Stored records:

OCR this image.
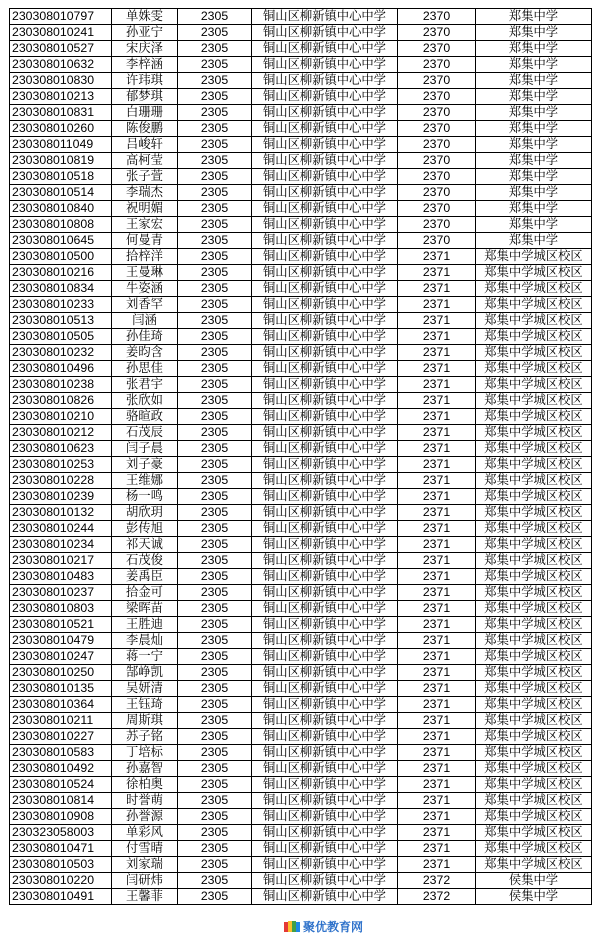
230308010797	单姝雯	2305	铜山区柳新镇中心中学	2370	郑集中学
230308010241	孙亚宁	2305	铜山区柳新镇中心中学	2370	郑集中学
230308010527	宋庆泽	2305	铜山区柳新镇中心中学	2370	郑集中学
230308010632	李梓涵	2305	铜山区柳新镇中心中学	2370	郑集中学
230308010830	许玮琪	2305	铜山区柳新镇中心中学	2370	郑集中学
230308010213	郁梦琪	2305	铜山区柳新镇中心中学	2370	郑集中学
230308010831	白珊珊	2305	铜山区柳新镇中心中学	2370	郑集中学
230308010260	陈俊鹏	2305	铜山区柳新镇中心中学	2370	郑集中学
230308011049	吕峻轩	2305	铜山区柳新镇中心中学	2370	郑集中学
230308010819	高柯莹	2305	铜山区柳新镇中心中学	2370	郑集中学
230308010518	张子萱	2305	铜山区柳新镇中心中学	2370	郑集中学
230308010514	李瑞杰	2305	铜山区柳新镇中心中学	2370	郑集中学
230308010840	祝明媚	2305	铜山区柳新镇中心中学	2370	郑集中学
230308010808	王家宏	2305	铜山区柳新镇中心中学	2370	郑集中学
230308010645	何曼青	2305	铜山区柳新镇中心中学	2370	郑集中学
230308010500	拾梓洋	2305	铜山区柳新镇中心中学	2371	郑集中学城区校区
230308010216	王曼琳	2305	铜山区柳新镇中心中学	2371	郑集中学城区校区
230308010834	牛姿涵	2305	铜山区柳新镇中心中学	2371	郑集中学城区校区
230308010233	刘香罕	2305	铜山区柳新镇中心中学	2371	郑集中学城区校区
230308010513	闫涵	2305	铜山区柳新镇中心中学	2371	郑集中学城区校区
230308010505	孙佳琦	2305	铜山区柳新镇中心中学	2371	郑集中学城区校区
230308010232	姜昀含	2305	铜山区柳新镇中心中学	2371	郑集中学城区校区
230308010496	孙思佳	2305	铜山区柳新镇中心中学	2371	郑集中学城区校区
230308010238	张君宇	2305	铜山区柳新镇中心中学	2371	郑集中学城区校区
230308010826	张欣如	2305	铜山区柳新镇中心中学	2371	郑集中学城区校区
230308010210	骆暄政	2305	铜山区柳新镇中心中学	2371	郑集中学城区校区
230308010212	石茂辰	2305	铜山区柳新镇中心中学	2371	郑集中学城区校区
230308010623	闫子晨	2305	铜山区柳新镇中心中学	2371	郑集中学城区校区
230308010253	刘子豪	2305	铜山区柳新镇中心中学	2371	郑集中学城区校区
230308010228	王维娜	2305	铜山区柳新镇中心中学	2371	郑集中学城区校区
230308010239	杨一鸣	2305	铜山区柳新镇中心中学	2371	郑集中学城区校区
230308010132	胡欣玥	2305	铜山区柳新镇中心中学	2371	郑集中学城区校区
230308010244	彭传旭	2305	铜山区柳新镇中心中学	2371	郑集中学城区校区
230308010234	祁天诚	2305	铜山区柳新镇中心中学	2371	郑集中学城区校区
230308010217	石茂俊	2305	铜山区柳新镇中心中学	2371	郑集中学城区校区
230308010483	姜禹臣	2305	铜山区柳新镇中心中学	2371	郑集中学城区校区
230308010237	拾金可	2305	铜山区柳新镇中心中学	2371	郑集中学城区校区
230308010803	梁晖苗	2305	铜山区柳新镇中心中学	2371	郑集中学城区校区
230308010521	王胜迪	2305	铜山区柳新镇中心中学	2371	郑集中学城区校区
230308010479	李晨灿	2305	铜山区柳新镇中心中学	2371	郑集中学城区校区
230308010247	蒋一宁	2305	铜山区柳新镇中心中学	2371	郑集中学城区校区
230308010250	郜峥凯	2305	铜山区柳新镇中心中学	2371	郑集中学城区校区
230308010135	吴妍清	2305	铜山区柳新镇中心中学	2371	郑集中学城区校区
230308010364	王钰琦	2305	铜山区柳新镇中心中学	2371	郑集中学城区校区
230308010211	周斯琪	2305	铜山区柳新镇中心中学	2371	郑集中学城区校区
230308010227	苏子铭	2305	铜山区柳新镇中心中学	2371	郑集中学城区校区
230308010583	丁培标	2305	铜山区柳新镇中心中学	2371	郑集中学城区校区
230308010492	孙嘉智	2305	铜山区柳新镇中心中学	2371	郑集中学城区校区
230308010524	徐柏奥	2305	铜山区柳新镇中心中学	2371	郑集中学城区校区
230308010814	时誉萌	2305	铜山区柳新镇中心中学	2371	郑集中学城区校区
230308010908	孙誉源	2305	铜山区柳新镇中心中学	2371	郑集中学城区校区
230323058003	单彩风	2305	铜山区柳新镇中心中学	2371	郑集中学城区校区
230308010471	付雪晴	2305	铜山区柳新镇中心中学	2371	郑集中学城区校区
230308010503	刘家瑞	2305	铜山区柳新镇中心中学	2371	郑集中学城区校区
230308010220	闫研炜	2305	铜山区柳新镇中心中学	2372	侯集中学
230308010491	王馨菲	2305	铜山区柳新镇中心中学	2372	侯集中学
聚优教育网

What is asked: Where a line contains the string "侯集中学", extract that line.

Task solution:
230308010220	闫研炜	2305	铜山区柳新镇中心中学	2372	侯集中学
230308010491	王馨菲	2305	铜山区柳新镇中心中学	2372	侯集中学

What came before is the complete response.